# AIM
Search the records for "Type" and copy each line that holds it.

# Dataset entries

────────────────

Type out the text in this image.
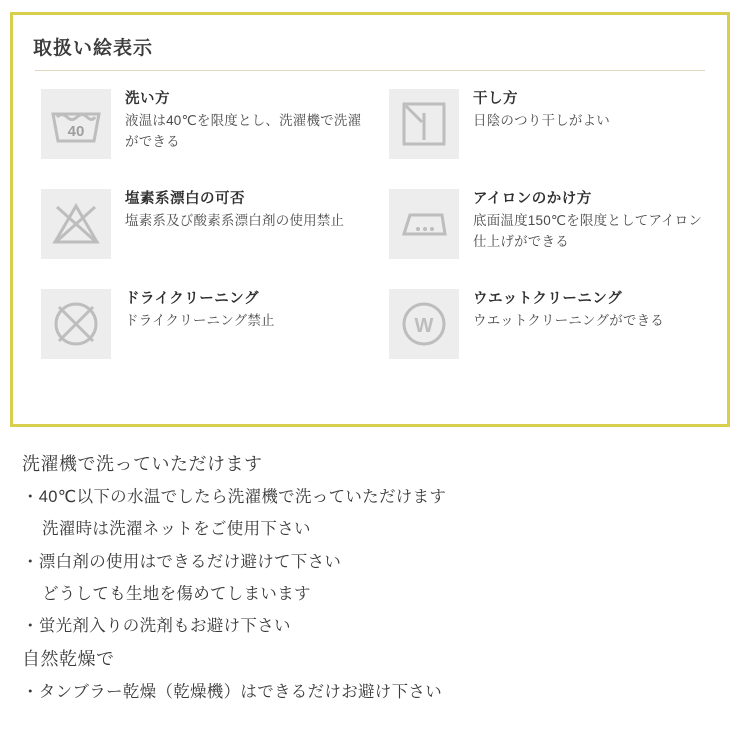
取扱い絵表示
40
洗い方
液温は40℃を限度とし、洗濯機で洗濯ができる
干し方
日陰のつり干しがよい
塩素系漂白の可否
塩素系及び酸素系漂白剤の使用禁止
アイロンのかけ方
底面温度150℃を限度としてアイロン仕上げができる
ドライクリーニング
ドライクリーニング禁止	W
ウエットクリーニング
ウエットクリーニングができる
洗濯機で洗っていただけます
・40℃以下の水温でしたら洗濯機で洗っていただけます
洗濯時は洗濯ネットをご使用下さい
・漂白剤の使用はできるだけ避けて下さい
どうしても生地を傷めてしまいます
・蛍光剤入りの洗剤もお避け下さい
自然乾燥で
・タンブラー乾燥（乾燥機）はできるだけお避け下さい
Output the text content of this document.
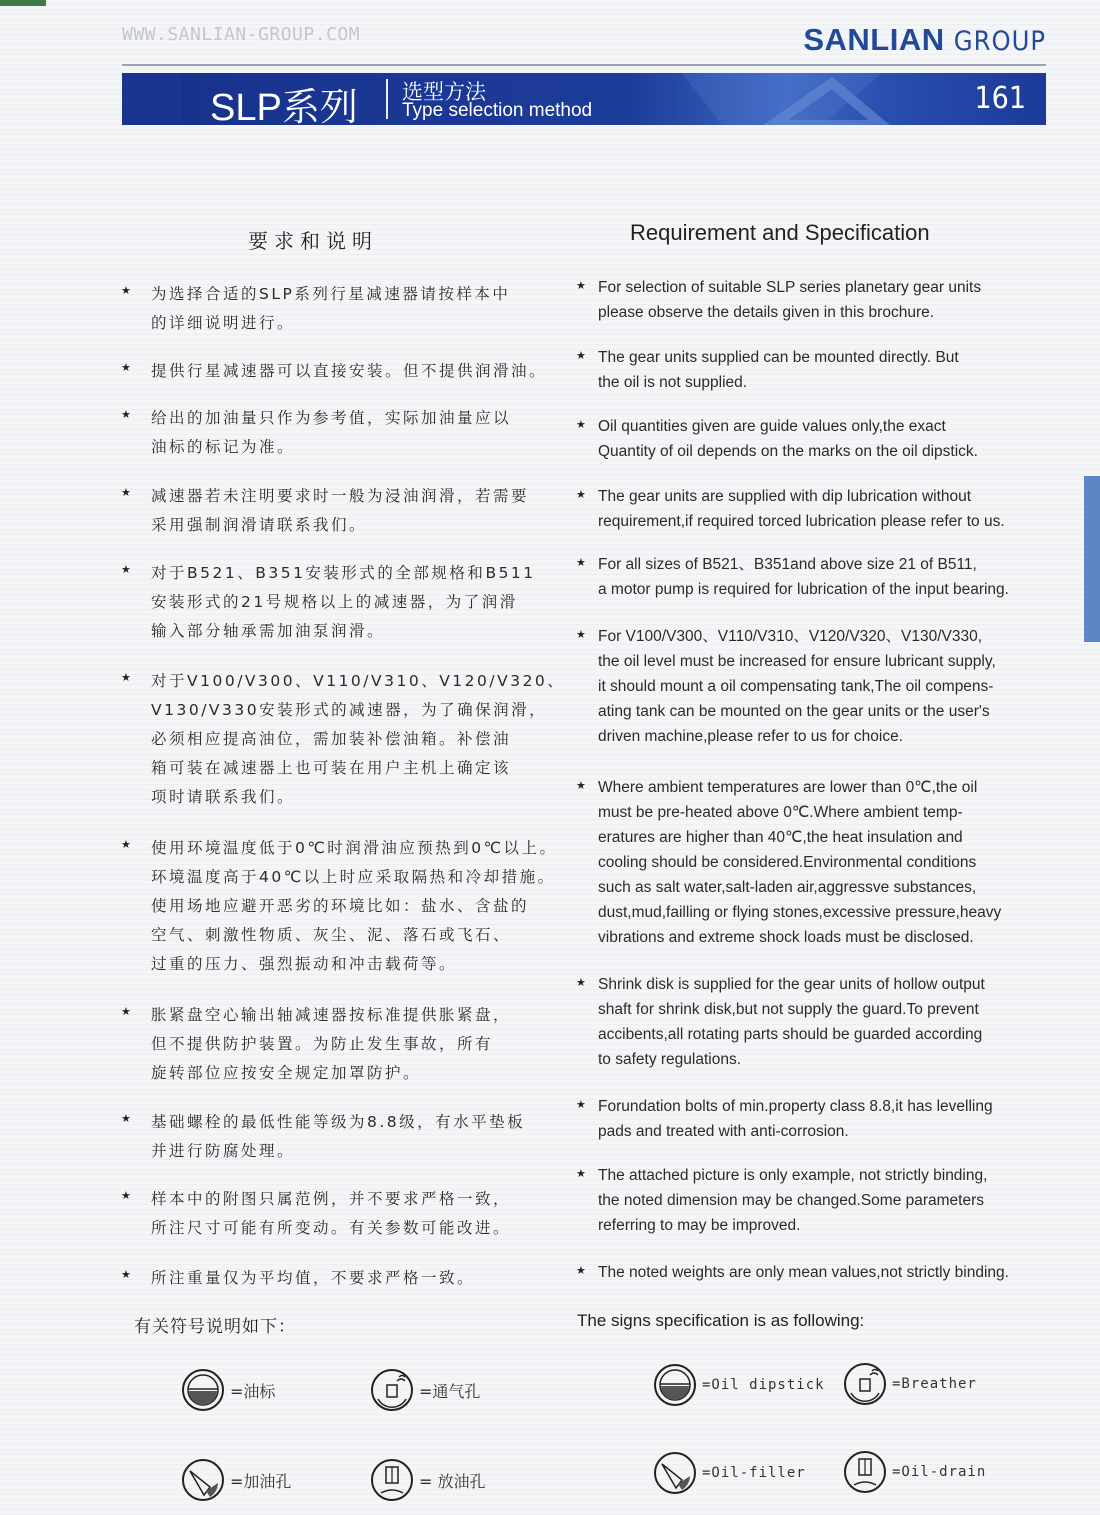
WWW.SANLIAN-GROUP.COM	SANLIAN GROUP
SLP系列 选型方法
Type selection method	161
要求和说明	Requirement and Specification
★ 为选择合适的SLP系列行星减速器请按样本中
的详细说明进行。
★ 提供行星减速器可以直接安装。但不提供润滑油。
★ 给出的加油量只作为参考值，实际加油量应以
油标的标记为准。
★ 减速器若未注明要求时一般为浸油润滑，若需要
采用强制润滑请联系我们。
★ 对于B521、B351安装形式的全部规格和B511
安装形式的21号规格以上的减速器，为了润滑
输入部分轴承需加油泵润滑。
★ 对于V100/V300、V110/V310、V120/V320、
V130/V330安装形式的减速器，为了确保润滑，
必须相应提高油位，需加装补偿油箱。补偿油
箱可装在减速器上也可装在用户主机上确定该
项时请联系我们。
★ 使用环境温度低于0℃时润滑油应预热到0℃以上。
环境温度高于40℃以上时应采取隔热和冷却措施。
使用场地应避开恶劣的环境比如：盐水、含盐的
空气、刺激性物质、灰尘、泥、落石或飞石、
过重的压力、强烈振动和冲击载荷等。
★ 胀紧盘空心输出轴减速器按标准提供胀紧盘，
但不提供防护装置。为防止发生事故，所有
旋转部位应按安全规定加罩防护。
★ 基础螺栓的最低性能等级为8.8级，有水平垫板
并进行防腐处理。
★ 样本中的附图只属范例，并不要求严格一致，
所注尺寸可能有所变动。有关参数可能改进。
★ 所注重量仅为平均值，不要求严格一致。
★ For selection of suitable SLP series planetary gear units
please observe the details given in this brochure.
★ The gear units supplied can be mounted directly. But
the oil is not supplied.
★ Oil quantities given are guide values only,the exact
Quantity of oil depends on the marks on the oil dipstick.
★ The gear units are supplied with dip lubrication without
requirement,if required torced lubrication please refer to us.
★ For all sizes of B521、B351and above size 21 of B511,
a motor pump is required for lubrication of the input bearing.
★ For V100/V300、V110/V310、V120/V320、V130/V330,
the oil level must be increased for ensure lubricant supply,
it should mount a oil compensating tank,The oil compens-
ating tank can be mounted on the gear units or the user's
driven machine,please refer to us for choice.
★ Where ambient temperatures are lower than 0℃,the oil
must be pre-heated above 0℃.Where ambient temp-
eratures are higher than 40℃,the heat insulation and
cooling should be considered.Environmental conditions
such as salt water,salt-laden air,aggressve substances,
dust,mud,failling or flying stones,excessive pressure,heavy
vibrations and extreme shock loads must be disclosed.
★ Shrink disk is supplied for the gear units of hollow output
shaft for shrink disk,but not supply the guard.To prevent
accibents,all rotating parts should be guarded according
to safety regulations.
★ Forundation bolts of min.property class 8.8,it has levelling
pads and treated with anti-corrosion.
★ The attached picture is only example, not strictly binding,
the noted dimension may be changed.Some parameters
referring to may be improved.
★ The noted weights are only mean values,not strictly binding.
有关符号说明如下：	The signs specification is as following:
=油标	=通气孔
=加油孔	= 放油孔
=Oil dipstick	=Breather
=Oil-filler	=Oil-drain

────────────────

# FINAL ANSWER
Type out the text in this image.
Type selection method	161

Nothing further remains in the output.